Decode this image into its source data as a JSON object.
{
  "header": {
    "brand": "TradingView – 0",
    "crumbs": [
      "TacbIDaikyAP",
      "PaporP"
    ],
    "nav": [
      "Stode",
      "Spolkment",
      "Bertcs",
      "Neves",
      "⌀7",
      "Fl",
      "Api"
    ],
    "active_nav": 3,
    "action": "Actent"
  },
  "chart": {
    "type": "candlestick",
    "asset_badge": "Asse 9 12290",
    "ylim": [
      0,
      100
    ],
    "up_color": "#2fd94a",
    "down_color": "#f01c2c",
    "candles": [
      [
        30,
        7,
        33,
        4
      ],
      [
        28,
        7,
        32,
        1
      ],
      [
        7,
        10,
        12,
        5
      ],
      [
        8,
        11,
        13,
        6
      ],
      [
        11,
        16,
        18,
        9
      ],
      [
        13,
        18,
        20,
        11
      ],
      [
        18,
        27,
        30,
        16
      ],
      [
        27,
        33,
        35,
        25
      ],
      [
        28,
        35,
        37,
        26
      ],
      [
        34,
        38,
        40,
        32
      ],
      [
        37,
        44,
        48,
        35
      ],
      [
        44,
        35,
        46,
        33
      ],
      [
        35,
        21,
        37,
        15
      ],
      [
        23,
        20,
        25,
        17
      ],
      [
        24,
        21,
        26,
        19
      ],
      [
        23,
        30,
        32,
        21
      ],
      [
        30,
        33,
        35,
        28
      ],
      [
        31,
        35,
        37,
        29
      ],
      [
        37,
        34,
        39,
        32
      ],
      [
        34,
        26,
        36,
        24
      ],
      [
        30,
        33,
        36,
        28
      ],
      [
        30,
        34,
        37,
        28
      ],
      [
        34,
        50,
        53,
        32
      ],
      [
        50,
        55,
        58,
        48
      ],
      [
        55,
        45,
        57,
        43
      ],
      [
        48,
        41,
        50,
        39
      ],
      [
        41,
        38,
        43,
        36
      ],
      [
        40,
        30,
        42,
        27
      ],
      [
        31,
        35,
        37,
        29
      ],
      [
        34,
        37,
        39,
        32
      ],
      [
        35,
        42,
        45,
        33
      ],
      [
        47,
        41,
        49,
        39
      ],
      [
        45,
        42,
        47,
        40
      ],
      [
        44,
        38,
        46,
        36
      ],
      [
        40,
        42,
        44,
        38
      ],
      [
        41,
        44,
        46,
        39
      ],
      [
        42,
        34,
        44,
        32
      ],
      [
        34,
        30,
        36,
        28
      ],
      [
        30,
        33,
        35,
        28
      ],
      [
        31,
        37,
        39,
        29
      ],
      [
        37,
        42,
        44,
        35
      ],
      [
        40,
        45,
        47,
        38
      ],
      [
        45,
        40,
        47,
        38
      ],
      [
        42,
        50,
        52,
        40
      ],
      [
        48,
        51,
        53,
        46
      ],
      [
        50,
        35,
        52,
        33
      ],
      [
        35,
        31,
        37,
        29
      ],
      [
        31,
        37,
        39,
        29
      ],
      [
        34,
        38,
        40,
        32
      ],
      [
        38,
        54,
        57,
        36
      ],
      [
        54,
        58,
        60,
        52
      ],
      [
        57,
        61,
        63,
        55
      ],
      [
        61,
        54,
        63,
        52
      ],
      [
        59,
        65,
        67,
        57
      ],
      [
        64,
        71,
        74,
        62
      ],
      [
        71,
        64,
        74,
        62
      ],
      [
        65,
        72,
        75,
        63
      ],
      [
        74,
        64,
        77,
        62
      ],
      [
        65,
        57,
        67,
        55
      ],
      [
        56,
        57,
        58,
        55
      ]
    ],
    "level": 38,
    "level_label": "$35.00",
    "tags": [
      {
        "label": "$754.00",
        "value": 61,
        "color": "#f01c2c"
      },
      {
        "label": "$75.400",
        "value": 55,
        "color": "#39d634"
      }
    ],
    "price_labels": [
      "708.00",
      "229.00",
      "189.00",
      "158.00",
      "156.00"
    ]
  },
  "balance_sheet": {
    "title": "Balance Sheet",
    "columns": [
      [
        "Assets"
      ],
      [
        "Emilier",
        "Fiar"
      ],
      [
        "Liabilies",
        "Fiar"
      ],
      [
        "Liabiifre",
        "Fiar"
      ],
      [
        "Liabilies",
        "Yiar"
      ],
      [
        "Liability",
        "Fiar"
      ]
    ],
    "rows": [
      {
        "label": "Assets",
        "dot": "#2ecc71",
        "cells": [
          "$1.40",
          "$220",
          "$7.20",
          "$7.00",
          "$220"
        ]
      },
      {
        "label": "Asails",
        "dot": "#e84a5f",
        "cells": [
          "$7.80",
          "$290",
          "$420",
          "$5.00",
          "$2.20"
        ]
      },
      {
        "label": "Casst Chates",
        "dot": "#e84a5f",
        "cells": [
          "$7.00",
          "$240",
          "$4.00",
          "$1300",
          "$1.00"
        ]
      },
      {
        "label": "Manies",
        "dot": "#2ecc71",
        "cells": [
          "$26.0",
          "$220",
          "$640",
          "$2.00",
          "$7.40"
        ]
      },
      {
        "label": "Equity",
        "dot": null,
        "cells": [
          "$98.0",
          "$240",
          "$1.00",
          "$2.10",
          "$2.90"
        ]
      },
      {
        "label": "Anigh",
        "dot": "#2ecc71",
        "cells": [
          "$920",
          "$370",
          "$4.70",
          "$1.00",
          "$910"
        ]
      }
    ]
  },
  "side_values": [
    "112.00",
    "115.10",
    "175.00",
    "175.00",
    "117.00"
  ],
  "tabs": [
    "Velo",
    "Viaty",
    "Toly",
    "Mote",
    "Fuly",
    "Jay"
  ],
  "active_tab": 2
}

▶ STATED PROBLEM:
Recopy the whole listing exactly.

▶ WRITTEN RESPONSE:
Decode this image into its source data as a JSON object.
{
  "header": {
    "brand": "TradingView – 0",
    "crumbs": [
      "TacbIDaikyAP",
      "PaporP"
    ],
    "nav": [
      "Stode",
      "Spolkment",
      "Bertcs",
      "Neves",
      "⌀7",
      "Fl",
      "Api"
    ],
    "active_nav": 3,
    "action": "Actent"
  },
  "chart": {
    "type": "candlestick",
    "asset_badge": "Asse 9 12290",
    "ylim": [
      0,
      100
    ],
    "up_color": "#2fd94a",
    "down_color": "#f01c2c",
    "candles": [
      [
        30,
        7,
        33,
        4
      ],
      [
        28,
        7,
        32,
        1
      ],
      [
        7,
        10,
        12,
        5
      ],
      [
        8,
        11,
        13,
        6
      ],
      [
        11,
        16,
        18,
        9
      ],
      [
        13,
        18,
        20,
        11
      ],
      [
        18,
        27,
        30,
        16
      ],
      [
        27,
        33,
        35,
        25
      ],
      [
        28,
        35,
        37,
        26
      ],
      [
        34,
        38,
        40,
        32
      ],
      [
        37,
        44,
        48,
        35
      ],
      [
        44,
        35,
        46,
        33
      ],
      [
        35,
        21,
        37,
        15
      ],
      [
        23,
        20,
        25,
        17
      ],
      [
        24,
        21,
        26,
        19
      ],
      [
        23,
        30,
        32,
        21
      ],
      [
        30,
        33,
        35,
        28
      ],
      [
        31,
        35,
        37,
        29
      ],
      [
        37,
        34,
        39,
        32
      ],
      [
        34,
        26,
        36,
        24
      ],
      [
        30,
        33,
        36,
        28
      ],
      [
        30,
        34,
        37,
        28
      ],
      [
        34,
        50,
        53,
        32
      ],
      [
        50,
        55,
        58,
        48
      ],
      [
        55,
        45,
        57,
        43
      ],
      [
        48,
        41,
        50,
        39
      ],
      [
        41,
        38,
        43,
        36
      ],
      [
        40,
        30,
        42,
        27
      ],
      [
        31,
        35,
        37,
        29
      ],
      [
        34,
        37,
        39,
        32
      ],
      [
        35,
        42,
        45,
        33
      ],
      [
        47,
        41,
        49,
        39
      ],
      [
        45,
        42,
        47,
        40
      ],
      [
        44,
        38,
        46,
        36
      ],
      [
        40,
        42,
        44,
        38
      ],
      [
        41,
        44,
        46,
        39
      ],
      [
        42,
        34,
        44,
        32
      ],
      [
        34,
        30,
        36,
        28
      ],
      [
        30,
        33,
        35,
        28
      ],
      [
        31,
        37,
        39,
        29
      ],
      [
        37,
        42,
        44,
        35
      ],
      [
        40,
        45,
        47,
        38
      ],
      [
        45,
        40,
        47,
        38
      ],
      [
        42,
        50,
        52,
        40
      ],
      [
        48,
        51,
        53,
        46
      ],
      [
        50,
        35,
        52,
        33
      ],
      [
        35,
        31,
        37,
        29
      ],
      [
        31,
        37,
        39,
        29
      ],
      [
        34,
        38,
        40,
        32
      ],
      [
        38,
        54,
        57,
        36
      ],
      [
        54,
        58,
        60,
        52
      ],
      [
        57,
        61,
        63,
        55
      ],
      [
        61,
        54,
        63,
        52
      ],
      [
        59,
        65,
        67,
        57
      ],
      [
        64,
        71,
        74,
        62
      ],
      [
        71,
        64,
        74,
        62
      ],
      [
        65,
        72,
        75,
        63
      ],
      [
        74,
        64,
        77,
        62
      ],
      [
        65,
        57,
        67,
        55
      ],
      [
        56,
        57,
        58,
        55
      ]
    ],
    "level": 38,
    "level_label": "$35.00",
    "tags": [
      {
        "label": "$754.00",
        "value": 61,
        "color": "#f01c2c"
      },
      {
        "label": "$75.400",
        "value": 55,
        "color": "#39d634"
      }
    ],
    "price_labels": [
      "708.00",
      "229.00",
      "189.00",
      "158.00",
      "156.00"
    ]
  },
  "balance_sheet": {
    "title": "Balance Sheet",
    "columns": [
      [
        "Assets"
      ],
      [
        "Emilier",
        "Fiar"
      ],
      [
        "Liabilies",
        "Fiar"
      ],
      [
        "Liabiifre",
        "Fiar"
      ],
      [
        "Liabilies",
        "Yiar"
      ],
      [
        "Liability",
        "Fiar"
      ]
    ],
    "rows": [
      {
        "label": "Assets",
        "dot": "#2ecc71",
        "cells": [
          "$1.40",
          "$220",
          "$7.20",
          "$7.00",
          "$220"
        ]
      },
      {
        "label": "Asails",
        "dot": "#e84a5f",
        "cells": [
          "$7.80",
          "$290",
          "$420",
          "$5.00",
          "$2.20"
        ]
      },
      {
        "label": "Casst Chates",
        "dot": "#e84a5f",
        "cells": [
          "$7.00",
          "$240",
          "$4.00",
          "$1300",
          "$1.00"
        ]
      },
      {
        "label": "Manies",
        "dot": "#2ecc71",
        "cells": [
          "$26.0",
          "$220",
          "$640",
          "$2.00",
          "$7.40"
        ]
      },
      {
        "label": "Equity",
        "dot": null,
        "cells": [
          "$98.0",
          "$240",
          "$1.00",
          "$2.10",
          "$2.90"
        ]
      },
      {
        "label": "Anigh",
        "dot": "#2ecc71",
        "cells": [
          "$920",
          "$370",
          "$4.70",
          "$1.00",
          "$910"
        ]
      }
    ]
  },
  "side_values": [
    "112.00",
    "115.10",
    "175.00",
    "175.00",
    "117.00"
  ],
  "tabs": [
    "Velo",
    "Viaty",
    "Toly",
    "Mote",
    "Fuly",
    "Jay"
  ],
  "active_tab": 2
}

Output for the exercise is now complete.